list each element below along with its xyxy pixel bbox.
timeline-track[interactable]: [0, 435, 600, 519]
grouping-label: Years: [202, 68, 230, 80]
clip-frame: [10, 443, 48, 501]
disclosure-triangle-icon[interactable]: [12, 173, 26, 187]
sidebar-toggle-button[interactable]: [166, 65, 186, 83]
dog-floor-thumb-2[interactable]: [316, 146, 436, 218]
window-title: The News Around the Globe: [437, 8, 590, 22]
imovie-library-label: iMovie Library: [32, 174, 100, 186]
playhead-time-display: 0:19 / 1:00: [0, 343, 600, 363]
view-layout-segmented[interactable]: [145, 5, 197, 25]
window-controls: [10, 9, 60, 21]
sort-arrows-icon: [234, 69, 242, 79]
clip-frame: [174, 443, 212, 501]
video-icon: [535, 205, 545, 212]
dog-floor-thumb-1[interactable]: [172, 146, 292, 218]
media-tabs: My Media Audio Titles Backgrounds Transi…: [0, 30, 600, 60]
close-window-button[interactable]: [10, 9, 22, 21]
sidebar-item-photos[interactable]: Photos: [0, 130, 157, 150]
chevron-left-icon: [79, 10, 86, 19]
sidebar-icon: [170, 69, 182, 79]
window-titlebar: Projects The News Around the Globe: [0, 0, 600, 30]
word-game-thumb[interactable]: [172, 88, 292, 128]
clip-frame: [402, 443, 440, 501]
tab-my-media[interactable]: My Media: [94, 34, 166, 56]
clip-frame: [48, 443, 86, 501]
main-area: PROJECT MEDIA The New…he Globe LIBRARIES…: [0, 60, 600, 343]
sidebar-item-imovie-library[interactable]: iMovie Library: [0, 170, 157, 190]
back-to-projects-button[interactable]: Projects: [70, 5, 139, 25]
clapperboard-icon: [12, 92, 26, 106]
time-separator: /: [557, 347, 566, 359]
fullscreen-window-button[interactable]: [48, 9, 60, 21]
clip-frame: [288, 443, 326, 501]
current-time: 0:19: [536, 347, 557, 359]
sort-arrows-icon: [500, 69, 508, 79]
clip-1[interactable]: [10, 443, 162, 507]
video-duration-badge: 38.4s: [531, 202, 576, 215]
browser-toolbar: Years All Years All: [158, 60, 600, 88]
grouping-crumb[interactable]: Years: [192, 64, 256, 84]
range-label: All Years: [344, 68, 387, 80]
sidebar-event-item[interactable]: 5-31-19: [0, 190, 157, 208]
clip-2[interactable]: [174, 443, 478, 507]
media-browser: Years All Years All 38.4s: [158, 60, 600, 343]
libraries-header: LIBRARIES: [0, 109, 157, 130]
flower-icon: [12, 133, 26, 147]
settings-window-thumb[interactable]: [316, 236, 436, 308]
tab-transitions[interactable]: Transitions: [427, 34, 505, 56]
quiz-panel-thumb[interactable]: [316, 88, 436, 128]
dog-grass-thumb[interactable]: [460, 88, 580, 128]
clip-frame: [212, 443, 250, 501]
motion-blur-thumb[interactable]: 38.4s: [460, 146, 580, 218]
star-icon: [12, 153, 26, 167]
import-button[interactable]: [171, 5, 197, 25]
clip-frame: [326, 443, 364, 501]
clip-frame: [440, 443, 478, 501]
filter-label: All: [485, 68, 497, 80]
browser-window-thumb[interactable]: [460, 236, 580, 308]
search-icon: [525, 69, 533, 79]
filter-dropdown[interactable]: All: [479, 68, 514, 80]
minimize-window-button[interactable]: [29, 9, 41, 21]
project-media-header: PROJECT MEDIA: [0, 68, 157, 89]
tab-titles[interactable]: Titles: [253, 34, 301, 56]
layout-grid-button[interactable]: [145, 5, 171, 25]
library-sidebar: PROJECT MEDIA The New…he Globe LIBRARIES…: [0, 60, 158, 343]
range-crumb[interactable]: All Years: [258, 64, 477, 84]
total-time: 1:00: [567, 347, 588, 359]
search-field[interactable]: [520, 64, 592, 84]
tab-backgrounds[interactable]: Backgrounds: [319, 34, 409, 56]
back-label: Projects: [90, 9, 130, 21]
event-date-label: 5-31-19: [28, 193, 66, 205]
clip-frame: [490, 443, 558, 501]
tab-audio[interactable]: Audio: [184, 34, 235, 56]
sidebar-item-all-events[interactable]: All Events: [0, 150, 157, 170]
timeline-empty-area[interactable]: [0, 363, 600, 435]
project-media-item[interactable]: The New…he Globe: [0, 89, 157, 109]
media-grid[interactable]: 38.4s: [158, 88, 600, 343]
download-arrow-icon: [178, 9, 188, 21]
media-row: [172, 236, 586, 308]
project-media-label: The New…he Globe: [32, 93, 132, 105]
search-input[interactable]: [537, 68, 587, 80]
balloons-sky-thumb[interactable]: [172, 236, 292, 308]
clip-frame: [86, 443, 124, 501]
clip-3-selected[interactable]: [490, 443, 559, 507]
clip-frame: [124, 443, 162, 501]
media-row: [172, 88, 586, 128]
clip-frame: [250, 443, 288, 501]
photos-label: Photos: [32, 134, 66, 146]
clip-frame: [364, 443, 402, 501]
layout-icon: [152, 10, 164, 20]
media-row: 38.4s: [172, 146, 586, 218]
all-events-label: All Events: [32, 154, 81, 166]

******

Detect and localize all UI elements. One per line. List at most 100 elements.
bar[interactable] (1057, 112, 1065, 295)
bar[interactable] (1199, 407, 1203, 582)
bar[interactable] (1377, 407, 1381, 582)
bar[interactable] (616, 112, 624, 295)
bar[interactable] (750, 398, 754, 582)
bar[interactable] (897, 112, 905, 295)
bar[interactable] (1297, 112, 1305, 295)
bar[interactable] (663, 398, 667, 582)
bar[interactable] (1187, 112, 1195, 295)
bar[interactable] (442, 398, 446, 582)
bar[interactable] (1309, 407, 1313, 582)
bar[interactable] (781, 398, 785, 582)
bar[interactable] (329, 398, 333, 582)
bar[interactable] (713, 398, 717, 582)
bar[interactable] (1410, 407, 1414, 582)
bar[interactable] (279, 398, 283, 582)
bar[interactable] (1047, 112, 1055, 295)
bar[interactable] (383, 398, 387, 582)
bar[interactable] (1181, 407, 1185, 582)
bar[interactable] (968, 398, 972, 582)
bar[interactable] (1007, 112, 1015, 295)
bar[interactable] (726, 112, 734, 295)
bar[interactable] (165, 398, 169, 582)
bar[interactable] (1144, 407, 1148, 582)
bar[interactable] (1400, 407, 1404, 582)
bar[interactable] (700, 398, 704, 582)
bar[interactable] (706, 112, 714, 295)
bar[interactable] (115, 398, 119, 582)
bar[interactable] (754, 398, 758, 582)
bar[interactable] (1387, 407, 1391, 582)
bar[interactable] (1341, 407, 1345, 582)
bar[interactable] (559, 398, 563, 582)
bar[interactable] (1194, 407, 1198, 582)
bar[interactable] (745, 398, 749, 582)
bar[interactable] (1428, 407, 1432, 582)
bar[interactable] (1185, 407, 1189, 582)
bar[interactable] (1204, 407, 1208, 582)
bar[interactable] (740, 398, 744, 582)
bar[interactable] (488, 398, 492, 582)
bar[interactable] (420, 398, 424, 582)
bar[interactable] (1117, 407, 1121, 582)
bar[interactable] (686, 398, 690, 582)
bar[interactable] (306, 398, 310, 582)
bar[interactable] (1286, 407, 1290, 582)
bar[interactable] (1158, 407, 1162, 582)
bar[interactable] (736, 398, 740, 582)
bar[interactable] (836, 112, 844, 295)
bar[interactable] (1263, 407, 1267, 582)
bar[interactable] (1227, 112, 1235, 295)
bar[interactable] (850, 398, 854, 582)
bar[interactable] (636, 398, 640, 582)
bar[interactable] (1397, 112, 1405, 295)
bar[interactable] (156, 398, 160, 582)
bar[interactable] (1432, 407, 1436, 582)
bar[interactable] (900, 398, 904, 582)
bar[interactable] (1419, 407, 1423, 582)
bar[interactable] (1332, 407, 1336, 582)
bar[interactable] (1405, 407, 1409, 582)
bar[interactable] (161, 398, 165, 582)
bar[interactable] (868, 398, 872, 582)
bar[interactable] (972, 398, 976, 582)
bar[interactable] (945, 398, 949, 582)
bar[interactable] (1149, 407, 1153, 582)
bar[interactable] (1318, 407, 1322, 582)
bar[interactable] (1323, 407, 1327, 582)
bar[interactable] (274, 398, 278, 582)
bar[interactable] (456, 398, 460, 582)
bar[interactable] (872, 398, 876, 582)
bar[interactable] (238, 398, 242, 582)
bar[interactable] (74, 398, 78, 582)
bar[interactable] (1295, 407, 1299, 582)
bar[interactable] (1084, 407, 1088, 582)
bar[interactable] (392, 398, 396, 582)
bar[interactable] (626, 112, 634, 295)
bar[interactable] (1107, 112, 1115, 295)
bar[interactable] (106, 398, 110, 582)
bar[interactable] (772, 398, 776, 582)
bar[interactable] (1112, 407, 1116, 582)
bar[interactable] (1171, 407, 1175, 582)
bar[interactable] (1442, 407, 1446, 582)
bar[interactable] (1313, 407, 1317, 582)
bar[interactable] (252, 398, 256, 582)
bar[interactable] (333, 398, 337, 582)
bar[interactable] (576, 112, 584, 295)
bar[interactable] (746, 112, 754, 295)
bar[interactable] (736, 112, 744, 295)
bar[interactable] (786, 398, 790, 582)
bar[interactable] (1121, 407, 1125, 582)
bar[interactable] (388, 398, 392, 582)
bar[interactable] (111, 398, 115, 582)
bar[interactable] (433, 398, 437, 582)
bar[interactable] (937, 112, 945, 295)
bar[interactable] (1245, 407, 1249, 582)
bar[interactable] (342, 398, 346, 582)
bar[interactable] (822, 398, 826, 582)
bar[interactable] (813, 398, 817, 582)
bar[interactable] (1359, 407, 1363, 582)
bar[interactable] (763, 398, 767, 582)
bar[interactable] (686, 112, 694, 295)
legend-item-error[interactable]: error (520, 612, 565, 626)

******

• _TASK INSTRUCTIONS_
Please change "timeline-track" to "timeline-strip" in the data from the line with "list each element" up to and including the line with "sidebar-toggle-button[interactable]: [166, 65, 186, 83]". Return only those lines, with everything else left as it is.

• _TASK SOLUTION_
list each element below along with its xyxy pixel bbox.
timeline-strip[interactable]: [0, 435, 600, 519]
grouping-label: Years: [202, 68, 230, 80]
clip-frame: [10, 443, 48, 501]
disclosure-triangle-icon[interactable]: [12, 173, 26, 187]
sidebar-toggle-button[interactable]: [166, 65, 186, 83]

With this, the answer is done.